_Set task:_ Begin the copy at the line containing "Convert this chart to structured JSON data." and end it at the final line of the material below, reproducing each line exactly, without images.

_Input data:_

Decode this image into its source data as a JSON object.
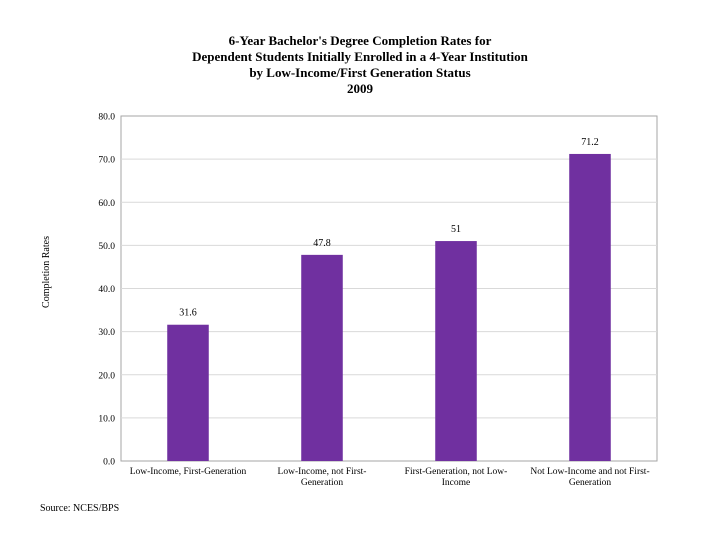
{
  "chart_data": {
    "type": "bar",
    "title": [
      "6-Year Bachelor's Degree Completion Rates for",
      "Dependent Students Initially Enrolled in a 4-Year Institution",
      "by Low-Income/First Generation Status",
      "2009"
    ],
    "ylabel": "Completion Rates",
    "xlabel": "",
    "ylim": [
      0,
      80
    ],
    "yticks": [
      "0.0",
      "10.0",
      "20.0",
      "30.0",
      "40.0",
      "50.0",
      "60.0",
      "70.0",
      "80.0"
    ],
    "categories": [
      [
        "Low-Income, First-Generation"
      ],
      [
        "Low-Income, not First-",
        "Generation"
      ],
      [
        "First-Generation, not Low-",
        "Income"
      ],
      [
        "Not Low-Income and not First-",
        "Generation"
      ]
    ],
    "values": [
      31.6,
      47.8,
      51,
      71.2
    ],
    "data_labels": [
      "31.6",
      "47.8",
      "51",
      "71.2"
    ],
    "bar_color": "#7030a0",
    "grid": true
  },
  "source": "Source: NCES/BPS"
}
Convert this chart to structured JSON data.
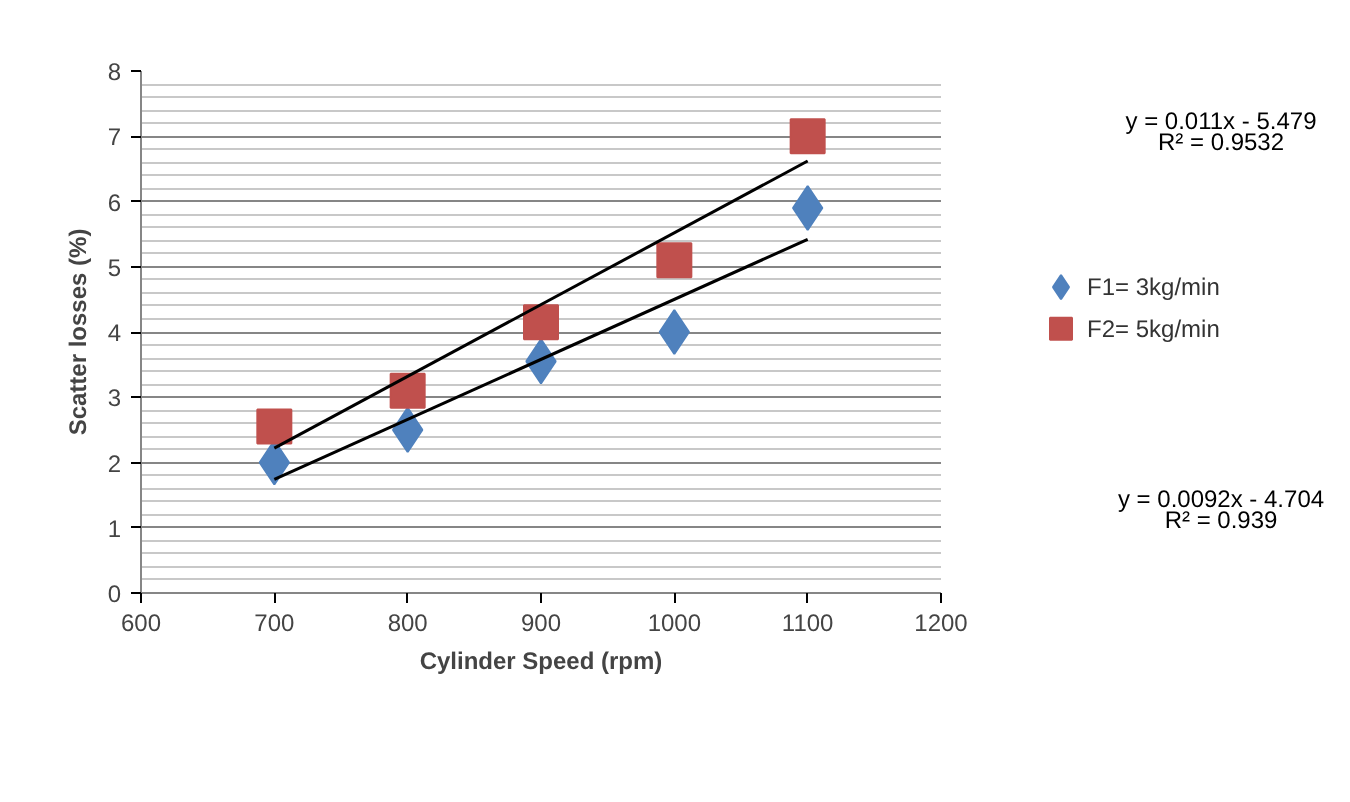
{
  "chart_data": {
    "type": "scatter",
    "xlabel": "Cylinder Speed (rpm)",
    "ylabel": "Scatter losses (%)",
    "xlim": [
      600,
      1200
    ],
    "xticks": [
      600,
      700,
      800,
      900,
      1000,
      1100,
      1200
    ],
    "ylim": [
      0,
      8
    ],
    "yticks": [
      0,
      1,
      2,
      3,
      4,
      5,
      6,
      7,
      8
    ],
    "grid": "y",
    "legend": "right",
    "series": [
      {
        "name": "F1= 3kg/min",
        "color": "#4f81bd",
        "marker": "diamond",
        "x": [
          700,
          800,
          900,
          1000,
          1100
        ],
        "values": [
          2.0,
          2.5,
          3.55,
          4.0,
          5.9
        ]
      },
      {
        "name": "F2= 5kg/min",
        "color": "#c0504d",
        "marker": "square",
        "x": [
          700,
          800,
          900,
          1000,
          1100
        ],
        "values": [
          2.55,
          3.1,
          4.15,
          5.1,
          7.0
        ]
      },
      {
        "type": "line",
        "color": "#000000",
        "x": [
          700,
          1100
        ],
        "values": [
          1.74,
          5.42
        ]
      },
      {
        "type": "line",
        "color": "#000000",
        "x": [
          700,
          1100
        ],
        "values": [
          2.22,
          6.62
        ]
      }
    ],
    "annotations": [
      "y = 0.011x - 5.479\nR² = 0.9532",
      "y = 0.0092x - 4.704\nR² = 0.939"
    ]
  }
}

_Result of this task:_
Convert this chart to structured JSON data.
{
  "chart_data": {
    "type": "scatter",
    "xlabel": "Cylinder Speed (rpm)",
    "ylabel": "Scatter losses (%)",
    "xlim": [
      600,
      1200
    ],
    "xticks": [
      600,
      700,
      800,
      900,
      1000,
      1100,
      1200
    ],
    "ylim": [
      0,
      8
    ],
    "yticks": [
      0,
      1,
      2,
      3,
      4,
      5,
      6,
      7,
      8
    ],
    "grid": "y",
    "legend": "right",
    "series": [
      {
        "name": "F1= 3kg/min",
        "color": "#4f81bd",
        "marker": "diamond",
        "x": [
          700,
          800,
          900,
          1000,
          1100
        ],
        "values": [
          2.0,
          2.5,
          3.55,
          4.0,
          5.9
        ]
      },
      {
        "name": "F2= 5kg/min",
        "color": "#c0504d",
        "marker": "square",
        "x": [
          700,
          800,
          900,
          1000,
          1100
        ],
        "values": [
          2.55,
          3.1,
          4.15,
          5.1,
          7.0
        ]
      },
      {
        "type": "line",
        "color": "#000000",
        "x": [
          700,
          1100
        ],
        "values": [
          1.74,
          5.42
        ]
      },
      {
        "type": "line",
        "color": "#000000",
        "x": [
          700,
          1100
        ],
        "values": [
          2.22,
          6.62
        ]
      }
    ],
    "annotations": [
      "y = 0.011x - 5.479\nR² = 0.9532",
      "y = 0.0092x - 4.704\nR² = 0.939"
    ]
  }
}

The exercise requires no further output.